==== Listed entries ====
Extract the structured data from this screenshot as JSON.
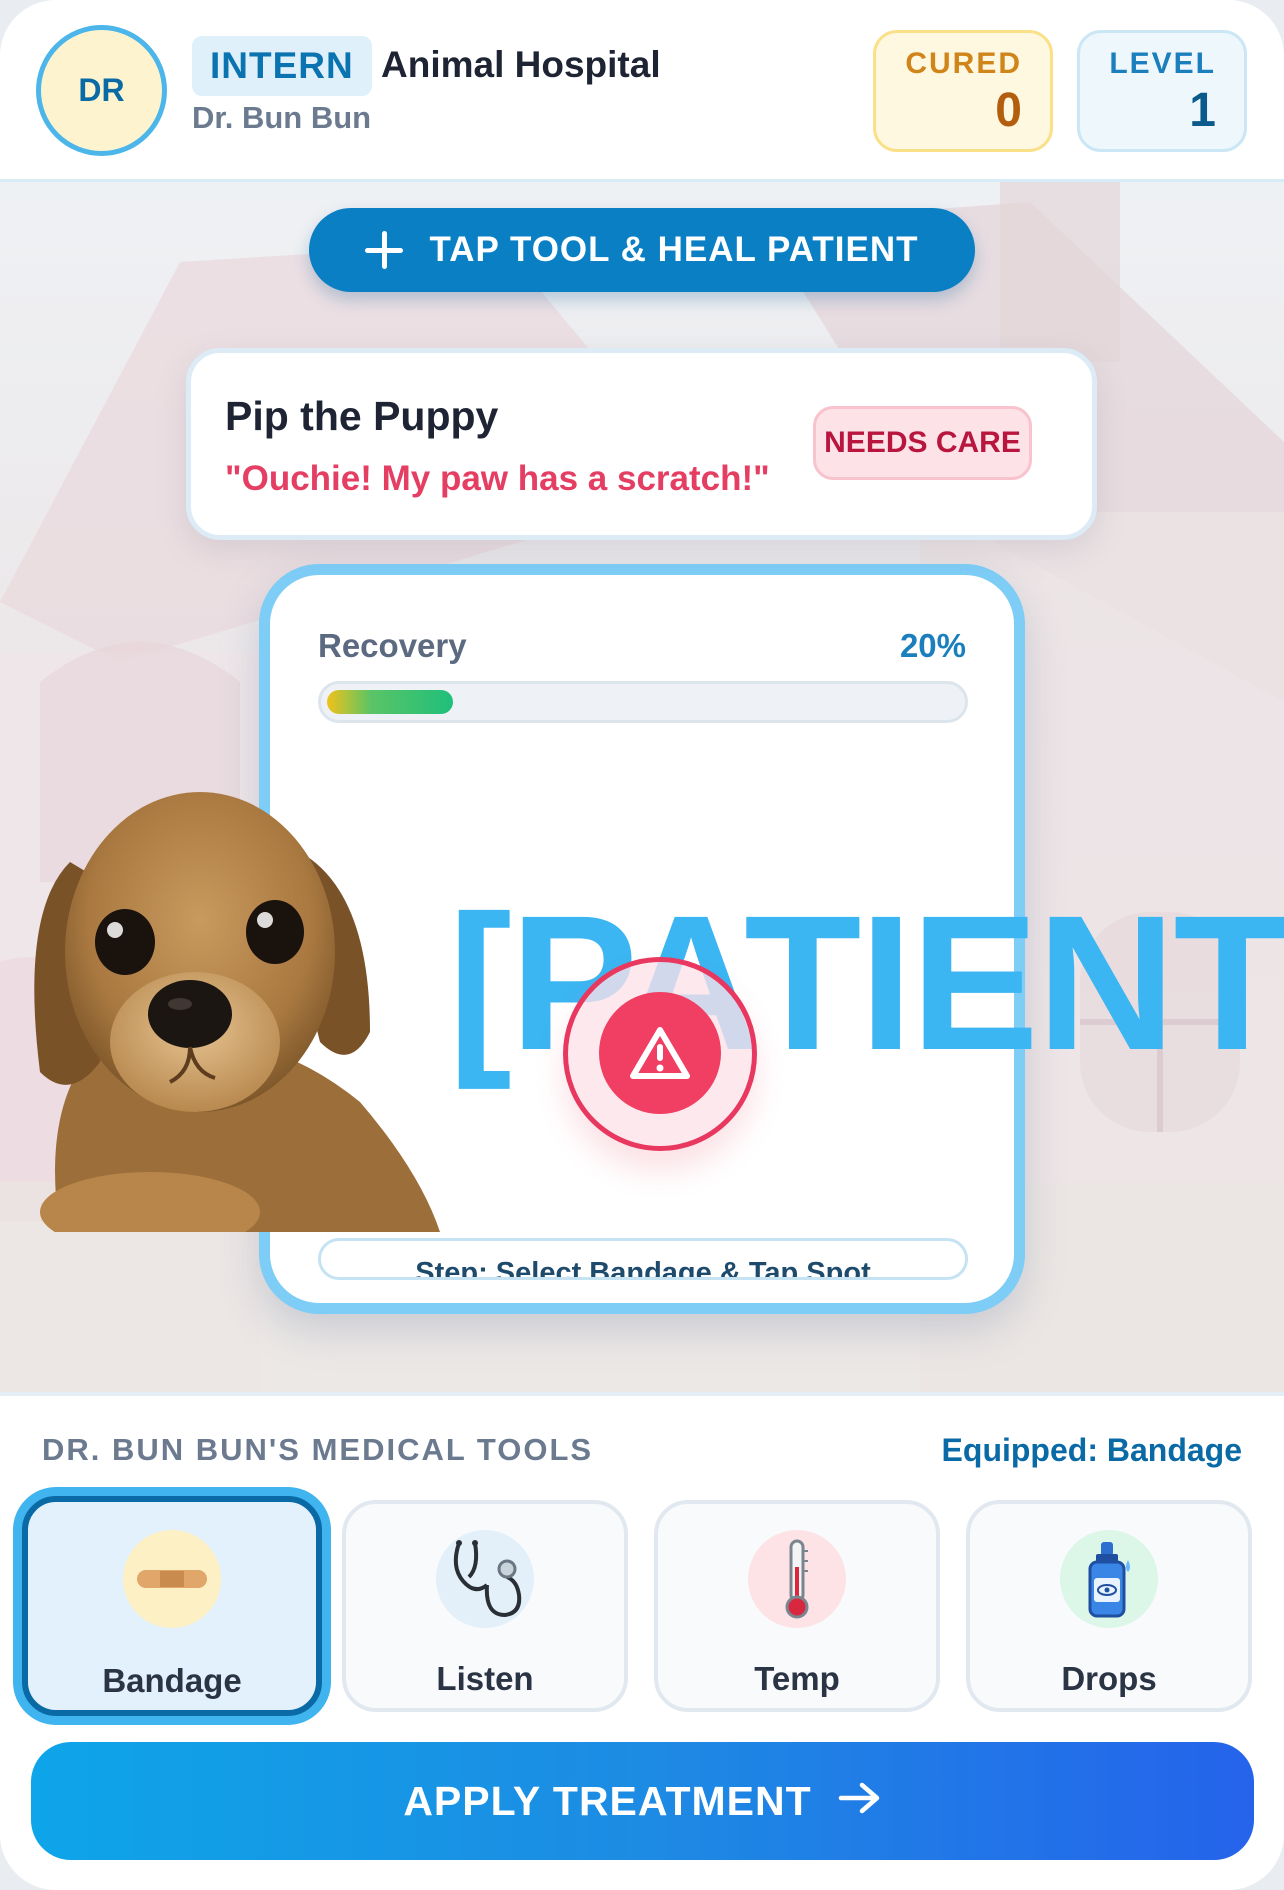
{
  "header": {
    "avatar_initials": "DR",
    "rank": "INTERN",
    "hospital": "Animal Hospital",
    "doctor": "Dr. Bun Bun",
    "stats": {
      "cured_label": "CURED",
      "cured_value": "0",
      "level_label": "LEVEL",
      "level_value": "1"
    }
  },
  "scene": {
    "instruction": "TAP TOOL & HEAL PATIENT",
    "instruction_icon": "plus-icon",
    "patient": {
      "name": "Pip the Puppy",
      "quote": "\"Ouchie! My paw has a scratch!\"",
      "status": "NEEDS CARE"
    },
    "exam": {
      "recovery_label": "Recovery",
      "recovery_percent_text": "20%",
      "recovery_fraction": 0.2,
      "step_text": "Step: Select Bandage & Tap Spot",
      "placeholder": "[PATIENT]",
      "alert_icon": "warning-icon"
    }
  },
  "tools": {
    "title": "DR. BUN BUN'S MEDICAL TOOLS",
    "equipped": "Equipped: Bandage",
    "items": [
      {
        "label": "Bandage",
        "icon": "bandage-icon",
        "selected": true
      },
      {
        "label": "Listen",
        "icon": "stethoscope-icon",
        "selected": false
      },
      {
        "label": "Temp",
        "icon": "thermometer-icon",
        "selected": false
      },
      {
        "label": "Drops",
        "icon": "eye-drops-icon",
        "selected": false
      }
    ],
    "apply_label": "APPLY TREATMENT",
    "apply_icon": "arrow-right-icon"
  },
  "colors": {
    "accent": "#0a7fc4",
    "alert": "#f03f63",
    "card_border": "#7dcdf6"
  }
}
====
==== Listed entries ====
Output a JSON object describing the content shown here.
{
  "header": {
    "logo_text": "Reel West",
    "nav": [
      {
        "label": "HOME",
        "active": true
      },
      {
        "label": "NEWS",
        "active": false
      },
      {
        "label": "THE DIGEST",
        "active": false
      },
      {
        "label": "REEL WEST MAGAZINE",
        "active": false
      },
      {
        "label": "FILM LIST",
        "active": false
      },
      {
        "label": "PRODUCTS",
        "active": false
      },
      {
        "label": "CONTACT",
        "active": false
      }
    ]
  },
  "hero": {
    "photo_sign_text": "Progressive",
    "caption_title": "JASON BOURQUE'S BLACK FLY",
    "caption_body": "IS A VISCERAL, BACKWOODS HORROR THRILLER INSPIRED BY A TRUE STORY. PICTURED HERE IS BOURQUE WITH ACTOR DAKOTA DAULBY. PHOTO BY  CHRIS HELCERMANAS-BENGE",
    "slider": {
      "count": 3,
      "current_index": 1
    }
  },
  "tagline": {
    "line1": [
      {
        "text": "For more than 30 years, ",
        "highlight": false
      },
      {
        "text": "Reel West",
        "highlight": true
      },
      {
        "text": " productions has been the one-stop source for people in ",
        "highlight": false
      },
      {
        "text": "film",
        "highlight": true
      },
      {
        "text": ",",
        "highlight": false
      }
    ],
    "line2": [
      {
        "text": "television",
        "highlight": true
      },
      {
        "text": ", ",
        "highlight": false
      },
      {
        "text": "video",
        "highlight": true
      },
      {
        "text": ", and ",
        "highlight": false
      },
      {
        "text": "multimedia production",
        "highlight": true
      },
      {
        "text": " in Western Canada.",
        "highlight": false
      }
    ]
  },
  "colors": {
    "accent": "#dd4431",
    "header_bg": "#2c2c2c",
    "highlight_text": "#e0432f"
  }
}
====
_Aim of the exercise_
Sift the material for lines with the string "JSON". Copy each one found.

_Response_
Extract the structured data from this screenshot as JSON.
Output a JSON object describing the content shown here.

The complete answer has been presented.